» EXERCISE BRIEF
Reproduce only the lines from the one containing "legend-label: 信息经济与邮政经济 <box>697" through the one containing "legend-label: 贸易经济 <box>697 158 745 172</box>", changing "legend-label" to "key-label" throughout and keeping everything else the same.

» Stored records
'''
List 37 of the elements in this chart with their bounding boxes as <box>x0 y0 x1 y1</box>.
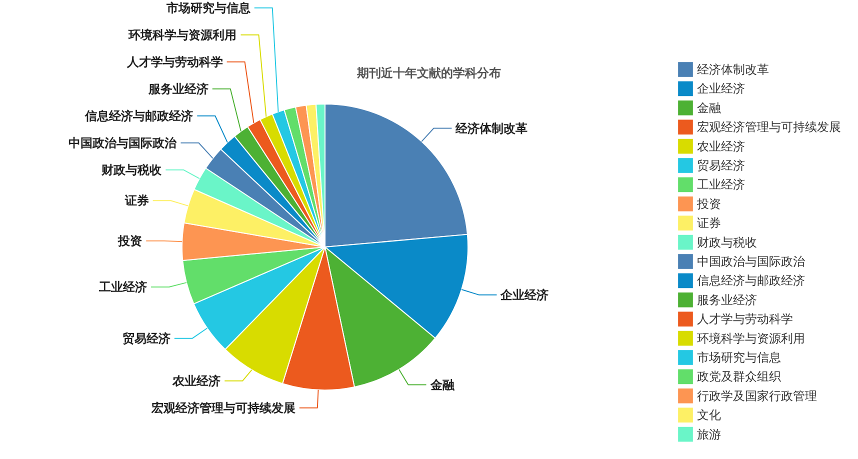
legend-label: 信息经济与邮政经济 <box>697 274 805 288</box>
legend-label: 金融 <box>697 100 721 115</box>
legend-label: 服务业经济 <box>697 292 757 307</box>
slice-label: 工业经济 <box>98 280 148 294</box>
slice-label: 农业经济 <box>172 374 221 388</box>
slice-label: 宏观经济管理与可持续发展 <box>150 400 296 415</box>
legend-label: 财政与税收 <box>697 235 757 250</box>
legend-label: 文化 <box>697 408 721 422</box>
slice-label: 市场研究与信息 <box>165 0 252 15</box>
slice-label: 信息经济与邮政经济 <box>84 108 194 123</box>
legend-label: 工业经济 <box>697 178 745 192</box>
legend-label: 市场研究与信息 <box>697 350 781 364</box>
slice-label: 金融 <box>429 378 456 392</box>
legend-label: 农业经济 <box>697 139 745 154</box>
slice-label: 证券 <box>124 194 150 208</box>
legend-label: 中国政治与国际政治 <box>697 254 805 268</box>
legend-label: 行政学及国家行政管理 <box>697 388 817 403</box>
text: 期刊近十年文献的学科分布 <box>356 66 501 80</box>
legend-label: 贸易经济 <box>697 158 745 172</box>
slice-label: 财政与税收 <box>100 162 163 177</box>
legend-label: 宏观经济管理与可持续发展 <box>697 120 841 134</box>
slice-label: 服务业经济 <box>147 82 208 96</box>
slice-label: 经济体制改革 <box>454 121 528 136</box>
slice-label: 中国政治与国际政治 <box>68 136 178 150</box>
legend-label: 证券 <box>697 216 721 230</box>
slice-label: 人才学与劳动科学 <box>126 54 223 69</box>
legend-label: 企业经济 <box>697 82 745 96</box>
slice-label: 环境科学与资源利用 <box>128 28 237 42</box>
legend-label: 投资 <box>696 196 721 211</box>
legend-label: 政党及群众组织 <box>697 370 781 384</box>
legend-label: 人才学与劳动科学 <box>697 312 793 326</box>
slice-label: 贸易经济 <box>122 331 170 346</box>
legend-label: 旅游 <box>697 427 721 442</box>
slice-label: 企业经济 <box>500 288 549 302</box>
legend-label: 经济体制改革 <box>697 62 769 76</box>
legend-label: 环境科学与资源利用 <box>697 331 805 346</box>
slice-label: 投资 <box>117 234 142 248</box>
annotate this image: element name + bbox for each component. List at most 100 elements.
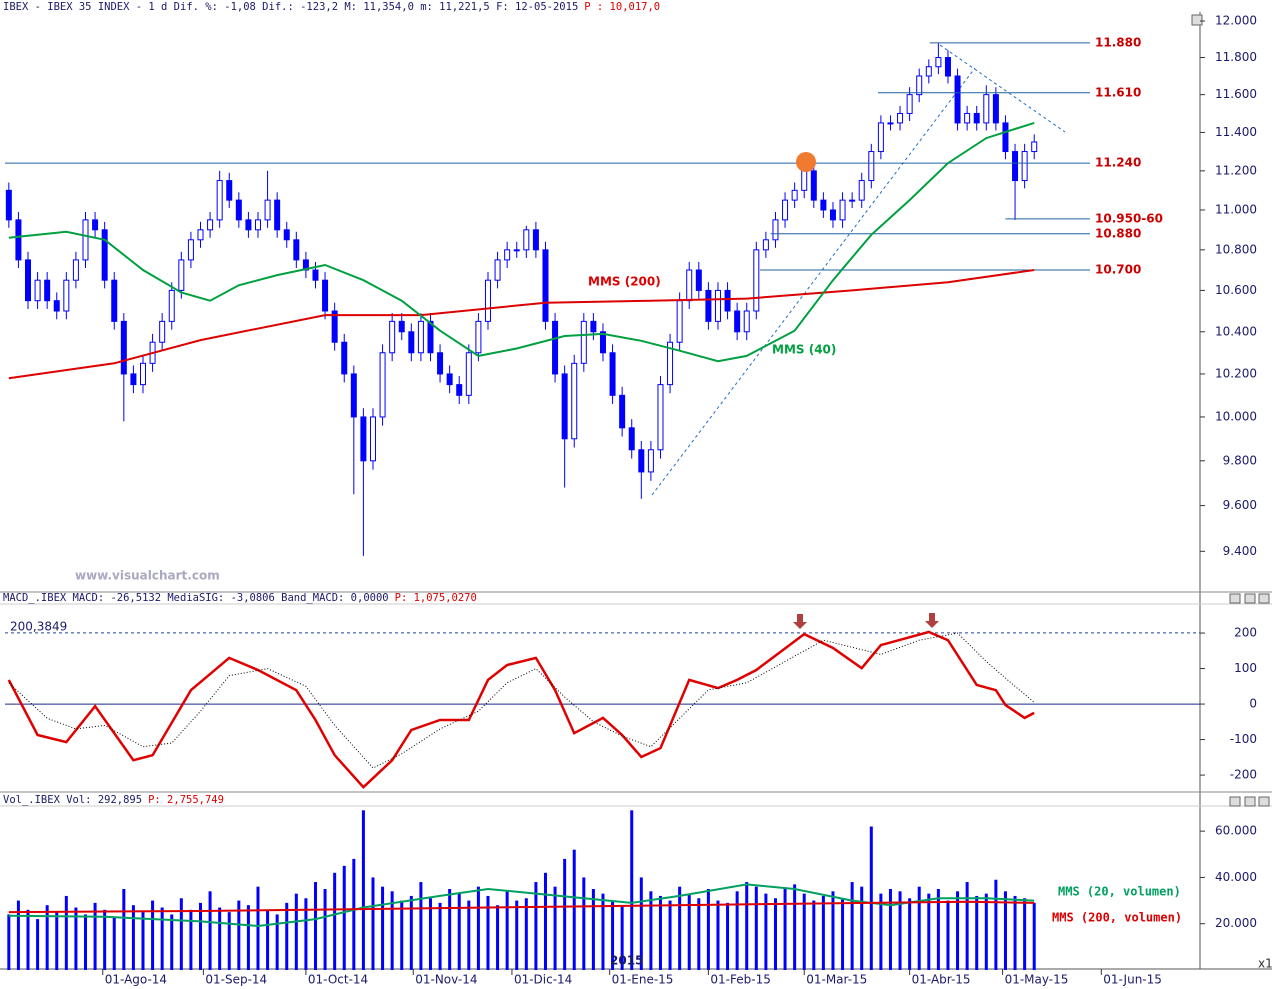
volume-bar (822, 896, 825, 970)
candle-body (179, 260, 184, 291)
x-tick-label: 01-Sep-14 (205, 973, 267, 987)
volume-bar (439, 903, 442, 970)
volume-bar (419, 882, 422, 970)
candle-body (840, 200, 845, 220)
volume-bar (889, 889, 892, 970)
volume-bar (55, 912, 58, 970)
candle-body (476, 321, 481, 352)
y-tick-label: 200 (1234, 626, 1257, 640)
'''
» RESPONSE FOR THIS EXERCISE
key-label: 信息经济与邮政经济 <box>697 274 805 288</box>
key-label: 金融 <box>697 100 721 115</box>
key-label: 服务业经济 <box>697 292 757 307</box>
slice-label: 工业经济 <box>98 280 148 294</box>
slice-label: 农业经济 <box>172 374 221 388</box>
slice-label: 宏观经济管理与可持续发展 <box>150 400 296 415</box>
key-label: 财政与税收 <box>697 235 757 250</box>
key-label: 文化 <box>697 408 721 422</box>
slice-label: 市场研究与信息 <box>165 0 252 15</box>
slice-label: 信息经济与邮政经济 <box>84 108 194 123</box>
key-label: 工业经济 <box>697 178 745 192</box>
key-label: 市场研究与信息 <box>697 350 781 364</box>
slice-label: 金融 <box>429 378 456 392</box>
key-label: 农业经济 <box>697 139 745 154</box>
slice-label: 证券 <box>124 194 150 208</box>
key-label: 中国政治与国际政治 <box>697 254 805 268</box>
key-label: 行政学及国家行政管理 <box>697 388 817 403</box>
text: 期刊近十年文献的学科分布 <box>356 66 501 80</box>
key-label: 贸易经济 <box>697 158 745 172</box>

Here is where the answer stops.